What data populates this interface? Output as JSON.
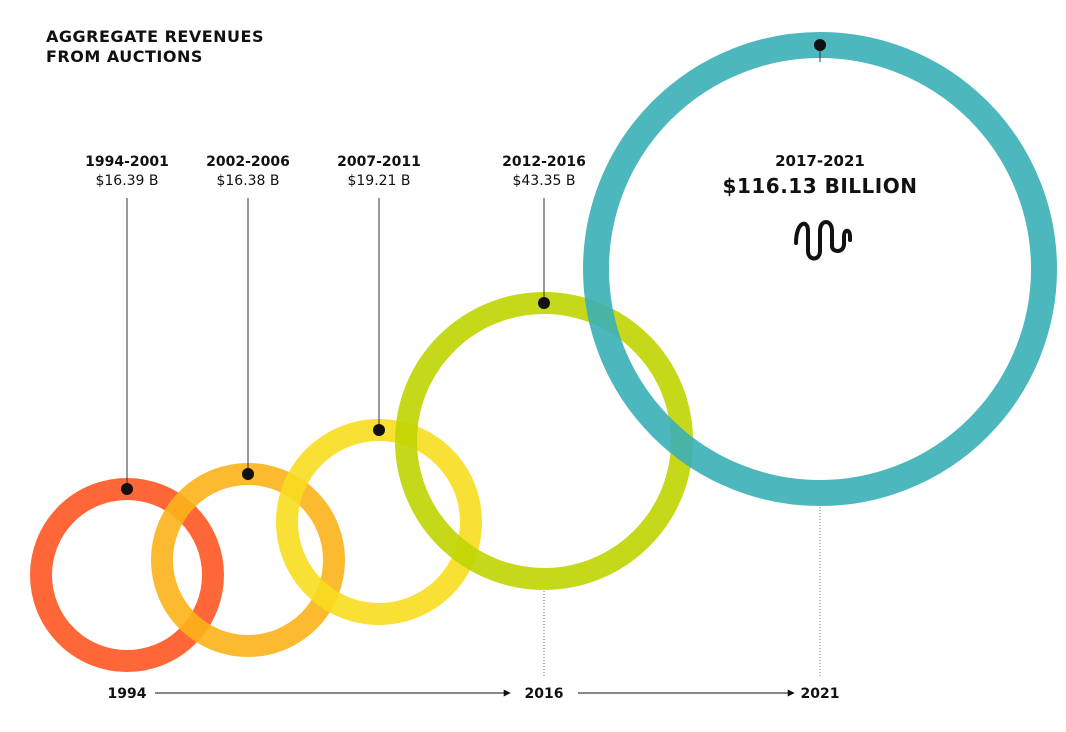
{
  "chart_data": {
    "type": "bubble-timeline",
    "title_lines": [
      "AGGREGATE REVENUES",
      "FROM AUCTIONS"
    ],
    "series": [
      {
        "period": "1994-2001",
        "value_label": "$16.39 B",
        "value": 16.39,
        "color": "#ff5722"
      },
      {
        "period": "2002-2006",
        "value_label": "$16.38 B",
        "value": 16.38,
        "color": "#fbb319"
      },
      {
        "period": "2007-2011",
        "value_label": "$19.21 B",
        "value": 19.21,
        "color": "#f8dd1e"
      },
      {
        "period": "2012-2016",
        "value_label": "$43.35 B",
        "value": 43.35,
        "color": "#bfd400"
      },
      {
        "period": "2017-2021",
        "value_label": "$116.13 BILLION",
        "value": 116.13,
        "color": "#39b0b6"
      }
    ],
    "timeline": [
      "1994",
      "2016",
      "2021"
    ],
    "wave_icon": "sound-wave-icon"
  }
}
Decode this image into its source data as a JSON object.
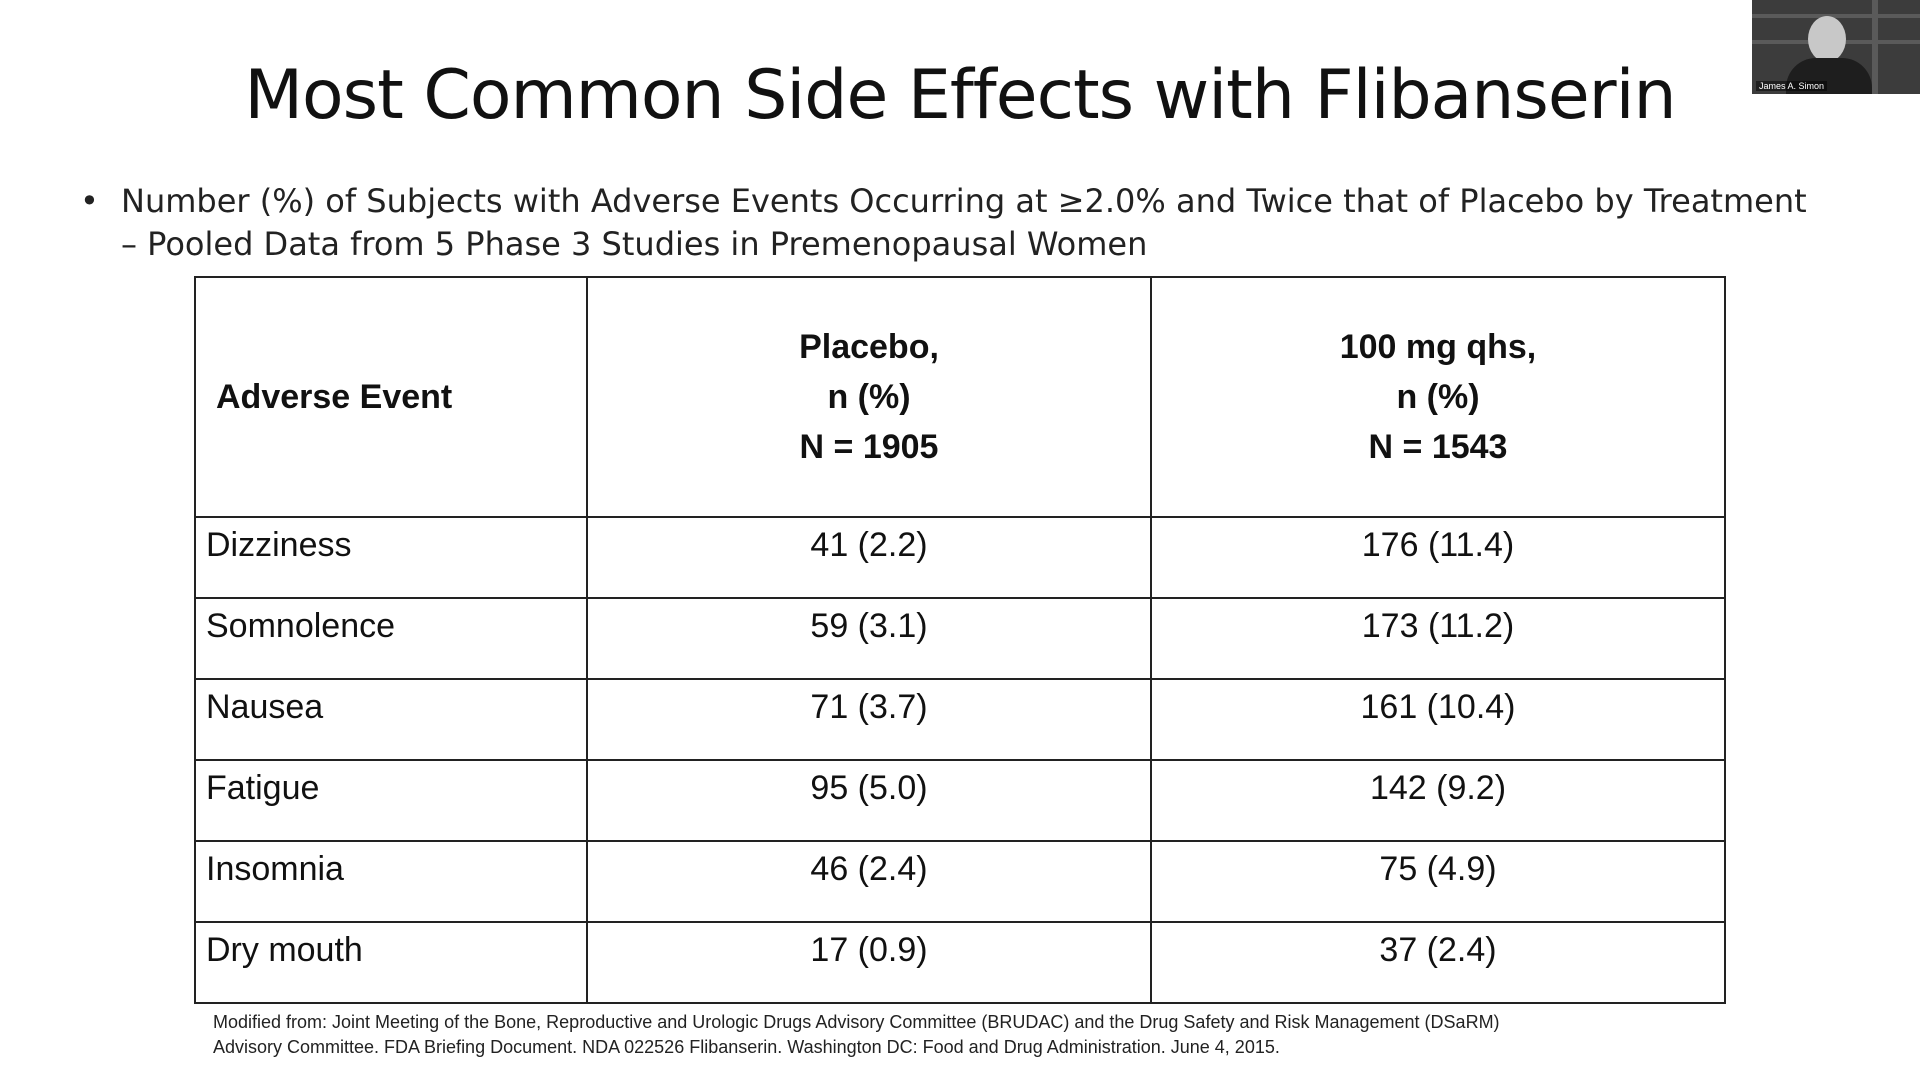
{
  "slide": {
    "title": "Most Common Side Effects with Flibanserin",
    "bullet_symbol": "•",
    "bullet_line1": "Number (%) of Subjects with Adverse Events Occurring at ≥2.0% and Twice that of Placebo by Treatment",
    "bullet_line2": "– Pooled Data from 5 Phase 3 Studies in Premenopausal Women"
  },
  "table": {
    "header": {
      "event": "Adverse Event",
      "placebo_line1": "Placebo,",
      "placebo_line2": "n (%)",
      "placebo_line3": "N = 1905",
      "dose_line1": "100 mg qhs,",
      "dose_line2": "n (%)",
      "dose_line3": "N = 1543"
    },
    "rows": [
      {
        "event": "Dizziness",
        "placebo": "41 (2.2)",
        "dose": "176 (11.4)"
      },
      {
        "event": "Somnolence",
        "placebo": "59 (3.1)",
        "dose": "173 (11.2)"
      },
      {
        "event": "Nausea",
        "placebo": "71 (3.7)",
        "dose": "161 (10.4)"
      },
      {
        "event": "Fatigue",
        "placebo": "95 (5.0)",
        "dose": "142 (9.2)"
      },
      {
        "event": "Insomnia",
        "placebo": "46 (2.4)",
        "dose": "75 (4.9)"
      },
      {
        "event": "Dry mouth",
        "placebo": "17 (0.9)",
        "dose": "37 (2.4)"
      }
    ]
  },
  "footnote": {
    "line1": "Modified from: Joint Meeting of the Bone, Reproductive and Urologic Drugs Advisory Committee (BRUDAC) and the Drug Safety and Risk Management (DSaRM)",
    "line2": "Advisory Committee. FDA Briefing Document. NDA 022526 Flibanserin. Washington DC: Food and Drug Administration. June 4, 2015."
  },
  "webcam": {
    "participant_name": "James A. Simon"
  }
}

##############################

# Task to carry out
Reproduce exactly, and only, the lines from the one containing "Decode this image" through the last line of the records above, both included, leaving out any pictures.

# Answer for the task
Decode this image into its source data as a JSON object.
{
  "slide": {
    "title": "Most Common Side Effects with Flibanserin",
    "bullet_symbol": "•",
    "bullet_line1": "Number (%) of Subjects with Adverse Events Occurring at ≥2.0% and Twice that of Placebo by Treatment",
    "bullet_line2": "– Pooled Data from 5 Phase 3 Studies in Premenopausal Women"
  },
  "table": {
    "header": {
      "event": "Adverse Event",
      "placebo_line1": "Placebo,",
      "placebo_line2": "n (%)",
      "placebo_line3": "N = 1905",
      "dose_line1": "100 mg qhs,",
      "dose_line2": "n (%)",
      "dose_line3": "N = 1543"
    },
    "rows": [
      {
        "event": "Dizziness",
        "placebo": "41 (2.2)",
        "dose": "176 (11.4)"
      },
      {
        "event": "Somnolence",
        "placebo": "59 (3.1)",
        "dose": "173 (11.2)"
      },
      {
        "event": "Nausea",
        "placebo": "71 (3.7)",
        "dose": "161 (10.4)"
      },
      {
        "event": "Fatigue",
        "placebo": "95 (5.0)",
        "dose": "142 (9.2)"
      },
      {
        "event": "Insomnia",
        "placebo": "46 (2.4)",
        "dose": "75 (4.9)"
      },
      {
        "event": "Dry mouth",
        "placebo": "17 (0.9)",
        "dose": "37 (2.4)"
      }
    ]
  },
  "footnote": {
    "line1": "Modified from: Joint Meeting of the Bone, Reproductive and Urologic Drugs Advisory Committee (BRUDAC) and the Drug Safety and Risk Management (DSaRM)",
    "line2": "Advisory Committee. FDA Briefing Document. NDA 022526 Flibanserin. Washington DC: Food and Drug Administration. June 4, 2015."
  },
  "webcam": {
    "participant_name": "James A. Simon"
  }
}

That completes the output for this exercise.